Directions: Please write the listing below out again exactly, leaving every picture behind.

[START]

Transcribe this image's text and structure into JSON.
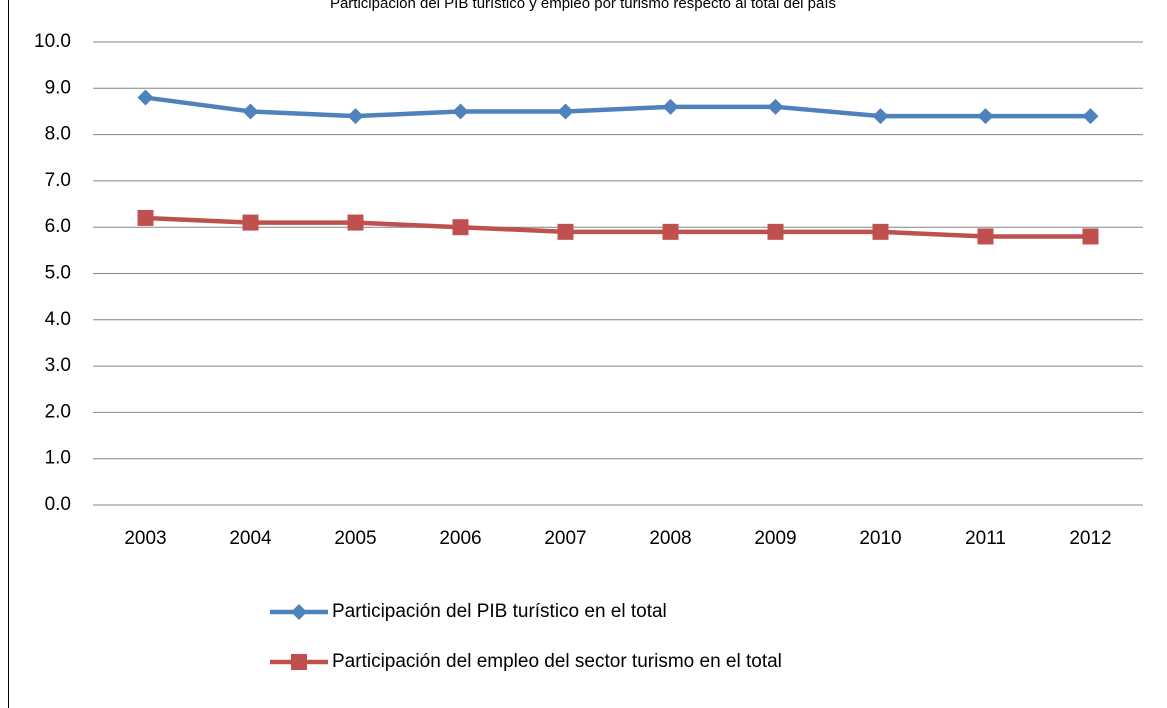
{
  "chart_data": {
    "type": "line",
    "title": "Participación del PIB turístico y empleo por turismo respecto al total del país",
    "categories": [
      "2003",
      "2004",
      "2005",
      "2006",
      "2007",
      "2008",
      "2009",
      "2010",
      "2011",
      "2012"
    ],
    "series": [
      {
        "name": "Participación del PIB turístico en el total",
        "color": "#4f81bd",
        "marker": "diamond",
        "values": [
          8.8,
          8.5,
          8.4,
          8.5,
          8.5,
          8.6,
          8.6,
          8.4,
          8.4,
          8.4
        ]
      },
      {
        "name": "Participación del empleo del sector turismo en el total",
        "color": "#c0504d",
        "marker": "square",
        "values": [
          6.2,
          6.1,
          6.1,
          6.0,
          5.9,
          5.9,
          5.9,
          5.9,
          5.8,
          5.8
        ]
      }
    ],
    "ylim": [
      0,
      10
    ],
    "yticks": [
      {
        "value": 0,
        "label": "0.0"
      },
      {
        "value": 1,
        "label": "1.0"
      },
      {
        "value": 2,
        "label": "2.0"
      },
      {
        "value": 3,
        "label": "3.0"
      },
      {
        "value": 4,
        "label": "4.0"
      },
      {
        "value": 5,
        "label": "5.0"
      },
      {
        "value": 6,
        "label": "6.0"
      },
      {
        "value": 7,
        "label": "7.0"
      },
      {
        "value": 8,
        "label": "8.0"
      },
      {
        "value": 9,
        "label": "9.0"
      },
      {
        "value": 10,
        "label": "10.0"
      }
    ],
    "grid": true,
    "legend": "bottom"
  }
}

[END]

Solution below:
Transcribe this image's text and structure into JSON.
{
  "chart_data": {
    "type": "line",
    "title": "Participación del PIB turístico y empleo por turismo respecto al total del país",
    "categories": [
      "2003",
      "2004",
      "2005",
      "2006",
      "2007",
      "2008",
      "2009",
      "2010",
      "2011",
      "2012"
    ],
    "series": [
      {
        "name": "Participación del PIB turístico en el total",
        "color": "#4f81bd",
        "marker": "diamond",
        "values": [
          8.8,
          8.5,
          8.4,
          8.5,
          8.5,
          8.6,
          8.6,
          8.4,
          8.4,
          8.4
        ]
      },
      {
        "name": "Participación del empleo del sector turismo en el total",
        "color": "#c0504d",
        "marker": "square",
        "values": [
          6.2,
          6.1,
          6.1,
          6.0,
          5.9,
          5.9,
          5.9,
          5.9,
          5.8,
          5.8
        ]
      }
    ],
    "ylim": [
      0,
      10
    ],
    "yticks": [
      {
        "value": 0,
        "label": "0.0"
      },
      {
        "value": 1,
        "label": "1.0"
      },
      {
        "value": 2,
        "label": "2.0"
      },
      {
        "value": 3,
        "label": "3.0"
      },
      {
        "value": 4,
        "label": "4.0"
      },
      {
        "value": 5,
        "label": "5.0"
      },
      {
        "value": 6,
        "label": "6.0"
      },
      {
        "value": 7,
        "label": "7.0"
      },
      {
        "value": 8,
        "label": "8.0"
      },
      {
        "value": 9,
        "label": "9.0"
      },
      {
        "value": 10,
        "label": "10.0"
      }
    ],
    "grid": true,
    "legend": "bottom"
  }
}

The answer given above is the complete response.